> **EXERCISE REQUIREMENTS**
Gather all lines in the records below that include the word "Indians".

> **INFORMATION GIVEN**
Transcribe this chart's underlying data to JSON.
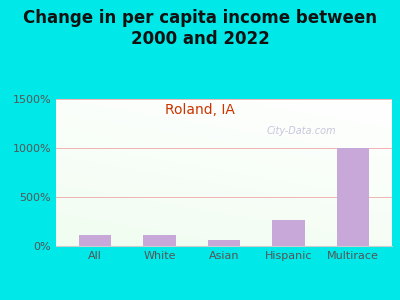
{
  "title": "Change in per capita income between\n2000 and 2022",
  "subtitle": "Roland, IA",
  "categories": [
    "All",
    "White",
    "Asian",
    "Hispanic",
    "Multirace"
  ],
  "values": [
    110,
    110,
    60,
    270,
    1000
  ],
  "bar_color": "#c8a8d8",
  "title_fontsize": 12,
  "subtitle_fontsize": 10,
  "subtitle_color": "#cc3300",
  "title_color": "#111111",
  "background_outer": "#00e8e8",
  "ylim": [
    0,
    1500
  ],
  "ytick_labels": [
    "0%",
    "500%",
    "1000%",
    "1500%"
  ],
  "ytick_values": [
    0,
    500,
    1000,
    1500
  ],
  "watermark": "City-Data.com",
  "grid_color": "#f0a0a0",
  "axis_line_color": "#aaaaaa",
  "tick_label_fontsize": 8,
  "tick_color": "#555555"
}
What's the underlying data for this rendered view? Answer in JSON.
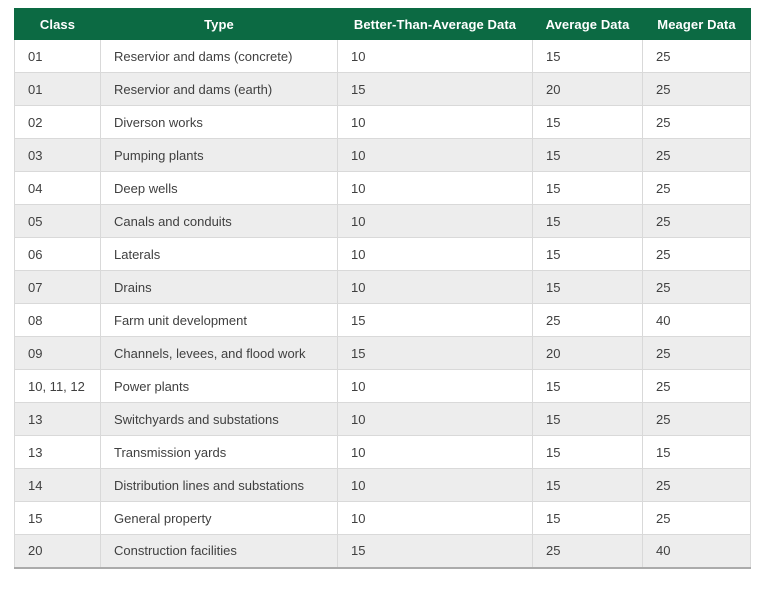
{
  "colors": {
    "header_bg": "#0C6A43",
    "header_text": "#FFFFFF",
    "row_bg": "#FFFFFF",
    "row_alt_bg": "#EDEDED",
    "cell_border": "#D9D9D9",
    "table_bottom_border": "#ABABAB",
    "text": "#404040"
  },
  "table": {
    "columns": [
      {
        "id": "class",
        "label": "Class"
      },
      {
        "id": "type",
        "label": "Type"
      },
      {
        "id": "better",
        "label": "Better-Than-Average Data"
      },
      {
        "id": "average",
        "label": "Average Data"
      },
      {
        "id": "meager",
        "label": "Meager Data"
      }
    ],
    "rows": [
      [
        "01",
        "Reservior and dams (concrete)",
        "10",
        "15",
        "25"
      ],
      [
        "01",
        "Reservior and dams (earth)",
        "15",
        "20",
        "25"
      ],
      [
        "02",
        "Diverson works",
        "10",
        "15",
        "25"
      ],
      [
        "03",
        "Pumping plants",
        "10",
        "15",
        "25"
      ],
      [
        "04",
        "Deep wells",
        "10",
        "15",
        "25"
      ],
      [
        "05",
        "Canals and conduits",
        "10",
        "15",
        "25"
      ],
      [
        "06",
        "Laterals",
        "10",
        "15",
        "25"
      ],
      [
        "07",
        "Drains",
        "10",
        "15",
        "25"
      ],
      [
        "08",
        "Farm unit development",
        "15",
        "25",
        "40"
      ],
      [
        "09",
        "Channels, levees, and flood work",
        "15",
        "20",
        "25"
      ],
      [
        "10, 11, 12",
        "Power plants",
        "10",
        "15",
        "25"
      ],
      [
        "13",
        "Switchyards and substations",
        "10",
        "15",
        "25"
      ],
      [
        "13",
        "Transmission yards",
        "10",
        "15",
        "15"
      ],
      [
        "14",
        "Distribution lines and substations",
        "10",
        "15",
        "25"
      ],
      [
        "15",
        "General property",
        "10",
        "15",
        "25"
      ],
      [
        "20",
        "Construction facilities",
        "15",
        "25",
        "40"
      ]
    ]
  }
}
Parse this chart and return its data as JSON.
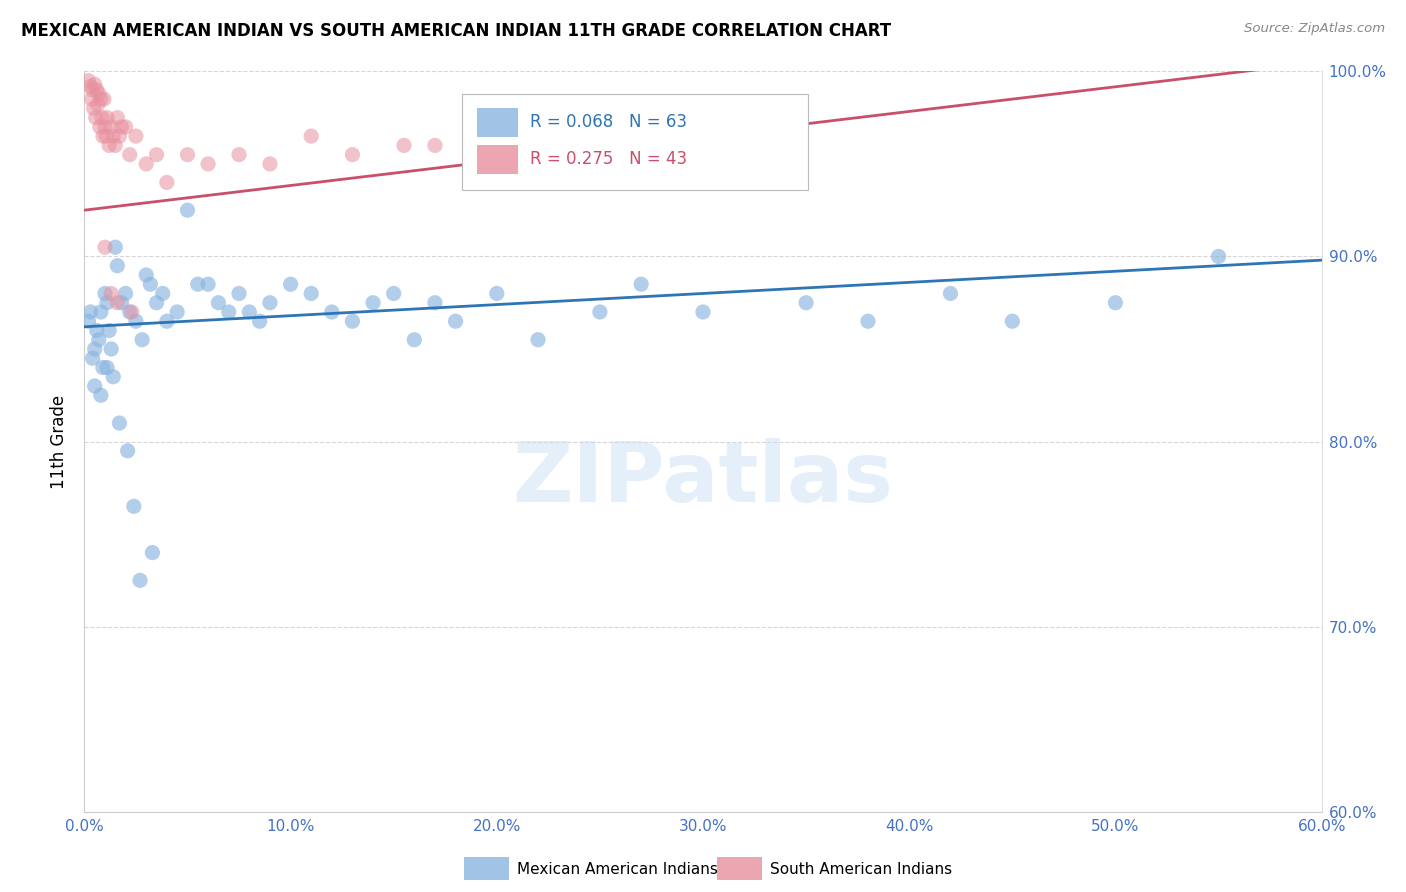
{
  "title": "MEXICAN AMERICAN INDIAN VS SOUTH AMERICAN INDIAN 11TH GRADE CORRELATION CHART",
  "source": "Source: ZipAtlas.com",
  "ylabel": "11th Grade",
  "xlim": [
    0.0,
    60.0
  ],
  "ylim": [
    60.0,
    100.0
  ],
  "blue_R": 0.068,
  "blue_N": 63,
  "pink_R": 0.275,
  "pink_N": 43,
  "blue_color": "#8ab4e0",
  "pink_color": "#e8909f",
  "blue_line_color": "#2e75b6",
  "pink_line_color": "#c94f6a",
  "legend_label_blue": "Mexican American Indians",
  "legend_label_pink": "South American Indians",
  "watermark": "ZIPatlas",
  "blue_x": [
    0.2,
    0.3,
    0.4,
    0.5,
    0.6,
    0.7,
    0.8,
    0.9,
    1.0,
    1.1,
    1.2,
    1.3,
    1.5,
    1.6,
    1.8,
    2.0,
    2.2,
    2.5,
    2.8,
    3.0,
    3.2,
    3.5,
    3.8,
    4.0,
    4.5,
    5.0,
    5.5,
    6.0,
    6.5,
    7.0,
    7.5,
    8.0,
    8.5,
    9.0,
    10.0,
    11.0,
    12.0,
    13.0,
    14.0,
    15.0,
    16.0,
    17.0,
    18.0,
    20.0,
    22.0,
    25.0,
    27.0,
    30.0,
    35.0,
    38.0,
    42.0,
    45.0,
    50.0,
    55.0,
    0.5,
    0.8,
    1.1,
    1.4,
    1.7,
    2.1,
    2.4,
    2.7,
    3.3
  ],
  "blue_y": [
    86.5,
    87.0,
    84.5,
    85.0,
    86.0,
    85.5,
    87.0,
    84.0,
    88.0,
    87.5,
    86.0,
    85.0,
    90.5,
    89.5,
    87.5,
    88.0,
    87.0,
    86.5,
    85.5,
    89.0,
    88.5,
    87.5,
    88.0,
    86.5,
    87.0,
    92.5,
    88.5,
    88.5,
    87.5,
    87.0,
    88.0,
    87.0,
    86.5,
    87.5,
    88.5,
    88.0,
    87.0,
    86.5,
    87.5,
    88.0,
    85.5,
    87.5,
    86.5,
    88.0,
    85.5,
    87.0,
    88.5,
    87.0,
    87.5,
    86.5,
    88.0,
    86.5,
    87.5,
    90.0,
    83.0,
    82.5,
    84.0,
    83.5,
    81.0,
    79.5,
    76.5,
    72.5,
    74.0
  ],
  "pink_x": [
    0.2,
    0.3,
    0.35,
    0.4,
    0.45,
    0.5,
    0.55,
    0.6,
    0.65,
    0.7,
    0.75,
    0.8,
    0.85,
    0.9,
    0.95,
    1.0,
    1.05,
    1.1,
    1.2,
    1.3,
    1.4,
    1.5,
    1.6,
    1.7,
    1.8,
    2.0,
    2.2,
    2.5,
    3.0,
    3.5,
    4.0,
    5.0,
    6.0,
    7.5,
    9.0,
    11.0,
    13.0,
    15.5,
    17.0,
    1.0,
    1.3,
    1.6,
    2.3
  ],
  "pink_y": [
    99.5,
    99.2,
    98.5,
    99.0,
    98.0,
    99.3,
    97.5,
    99.0,
    98.2,
    98.8,
    97.0,
    98.5,
    97.5,
    96.5,
    98.5,
    97.0,
    96.5,
    97.5,
    96.0,
    97.0,
    96.5,
    96.0,
    97.5,
    96.5,
    97.0,
    97.0,
    95.5,
    96.5,
    95.0,
    95.5,
    94.0,
    95.5,
    95.0,
    95.5,
    95.0,
    96.5,
    95.5,
    96.0,
    96.0,
    90.5,
    88.0,
    87.5,
    87.0
  ]
}
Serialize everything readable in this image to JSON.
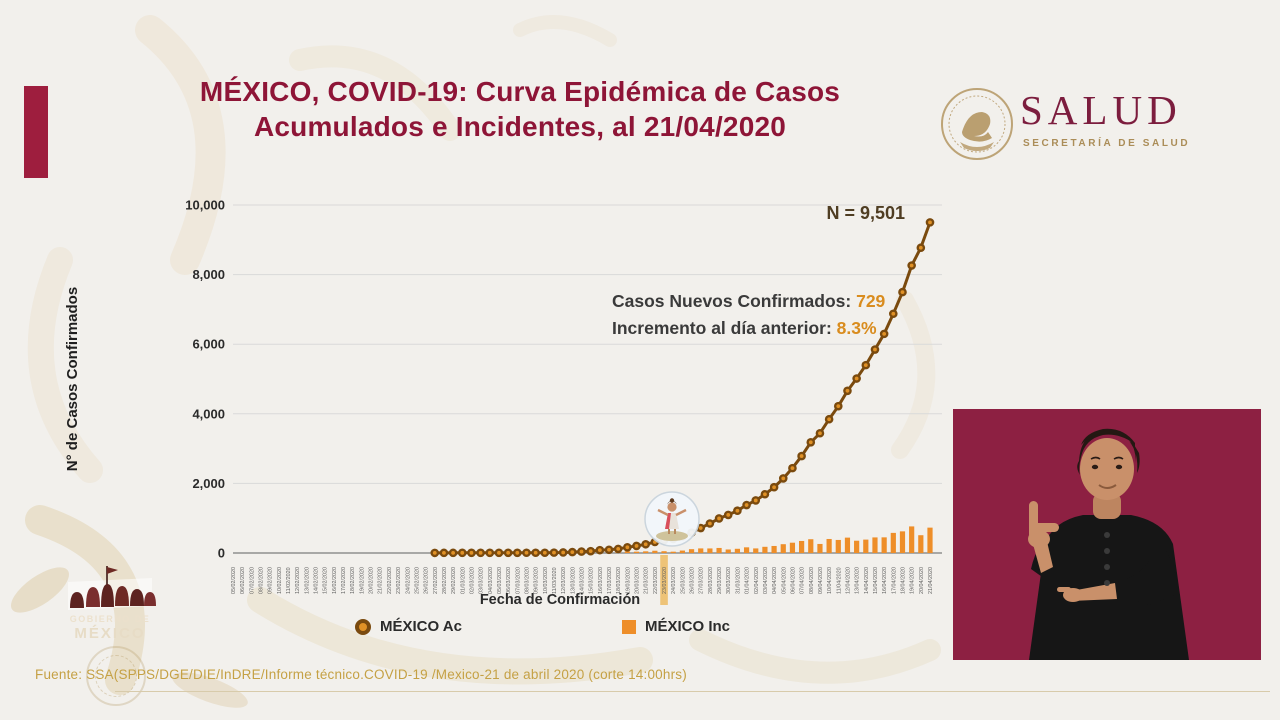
{
  "header": {
    "title_line1": "MÉXICO, COVID-19: Curva Epidémica de Casos",
    "title_line2": "Acumulados e Incidentes, al 21/04/2020",
    "title_color": "#8e1537"
  },
  "logo": {
    "wordmark": "SALUD",
    "subtitle": "SECRETARÍA DE SALUD"
  },
  "gob_logo": {
    "wordmark": "MÉXICO"
  },
  "annotations": {
    "n_total": "N = 9,501",
    "new_cases_label": "Casos Nuevos Confirmados:",
    "new_cases_value": "729",
    "increase_label": "Incremento al día anterior:",
    "increase_value": "8.3%"
  },
  "footer": {
    "source": "Fuente: SSA(SPPS/DGE/DIE/InDRE/Informe técnico.COVID-19 /Mexico-21 de abril 2020 (corte 14:00hrs)"
  },
  "sign_interpreter": {
    "present": true,
    "background": "#8d2042"
  },
  "colors": {
    "accent_maroon": "#9e1e3e",
    "title_maroon": "#8e1537",
    "salud_maroon": "#7c1d3e",
    "gold": "#ab8d58",
    "line_brown": "#7a4a0e",
    "marker_center": "#e09126",
    "bar_orange": "#ee8e29",
    "value_orange": "#d98c1e",
    "highlight_tan": "#eec377"
  },
  "chart_data": {
    "type": "line+bar",
    "title": "",
    "xlabel": "Fecha de Confirmación",
    "ylabel": "N° de Casos Confirmados",
    "ylim": [
      0,
      10000
    ],
    "ytick_values": [
      0,
      2000,
      4000,
      6000,
      8000,
      10000
    ],
    "yticks": [
      "0",
      "2,000",
      "4,000",
      "6,000",
      "8,000",
      "10,000"
    ],
    "grid": "horizontal",
    "legend_position": "bottom",
    "annotation": "N = 9,501",
    "highlight_date": "23/03/2020",
    "dates": [
      "05/02/2020",
      "06/02/2020",
      "07/02/2020",
      "08/02/2020",
      "09/02/2020",
      "10/02/2020",
      "11/02/2020",
      "12/02/2020",
      "13/02/2020",
      "14/02/2020",
      "15/02/2020",
      "16/02/2020",
      "17/02/2020",
      "18/02/2020",
      "19/02/2020",
      "20/02/2020",
      "21/02/2020",
      "22/02/2020",
      "23/02/2020",
      "24/02/2020",
      "25/02/2020",
      "26/02/2020",
      "27/02/2020",
      "28/02/2020",
      "29/02/2020",
      "01/03/2020",
      "02/03/2020",
      "03/03/2020",
      "04/03/2020",
      "05/03/2020",
      "06/03/2020",
      "07/03/2020",
      "08/03/2020",
      "09/03/2020",
      "10/03/2020",
      "11/03/2020",
      "12/03/2020",
      "13/03/2020",
      "14/03/2020",
      "15/03/2020",
      "16/03/2020",
      "17/03/2020",
      "18/03/2020",
      "19/03/2020",
      "20/03/2020",
      "21/03/2020",
      "22/03/2020",
      "23/03/2020",
      "24/03/2020",
      "25/03/2020",
      "26/03/2020",
      "27/03/2020",
      "28/03/2020",
      "29/03/2020",
      "30/03/2020",
      "31/03/2020",
      "01/04/2020",
      "02/04/2020",
      "03/04/2020",
      "04/04/2020",
      "05/04/2020",
      "06/04/2020",
      "07/04/2020",
      "08/04/2020",
      "09/04/2020",
      "10/04/2020",
      "11/04/2020",
      "12/04/2020",
      "13/04/2020",
      "14/04/2020",
      "15/04/2020",
      "16/04/2020",
      "17/04/2020",
      "18/04/2020",
      "19/04/2020",
      "20/04/2020",
      "21/04/2020"
    ],
    "series": [
      {
        "name": "MÉXICO Ac",
        "type": "line",
        "color": "#7a4a0e",
        "marker_fill": "#e09126",
        "start_date": "27/02/2020",
        "values": [
          3,
          4,
          4,
          5,
          5,
          5,
          5,
          5,
          6,
          6,
          7,
          7,
          7,
          11,
          15,
          26,
          41,
          53,
          82,
          93,
          118,
          164,
          203,
          251,
          316,
          367,
          405,
          475,
          585,
          717,
          848,
          993,
          1094,
          1215,
          1378,
          1510,
          1688,
          1890,
          2143,
          2439,
          2785,
          3181,
          3441,
          3844,
          4219,
          4661,
          5014,
          5399,
          5847,
          6297,
          6875,
          7497,
          8261,
          8772,
          9501
        ]
      },
      {
        "name": "MÉXICO Inc",
        "type": "bar",
        "color": "#ee8e29",
        "start_date": "27/02/2020",
        "values": [
          3,
          1,
          0,
          1,
          0,
          0,
          0,
          0,
          1,
          0,
          1,
          0,
          0,
          4,
          4,
          11,
          15,
          12,
          29,
          11,
          25,
          46,
          39,
          48,
          65,
          51,
          38,
          70,
          110,
          132,
          131,
          145,
          101,
          121,
          163,
          132,
          178,
          202,
          253,
          296,
          346,
          396,
          260,
          403,
          375,
          442,
          353,
          385,
          448,
          450,
          578,
          622,
          764,
          511,
          729
        ]
      }
    ]
  }
}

> **EXERCISE OUTPUT**
  "legend_label_blue": "Mexican American Indians",
  "legend_label_pink": "South American Indians",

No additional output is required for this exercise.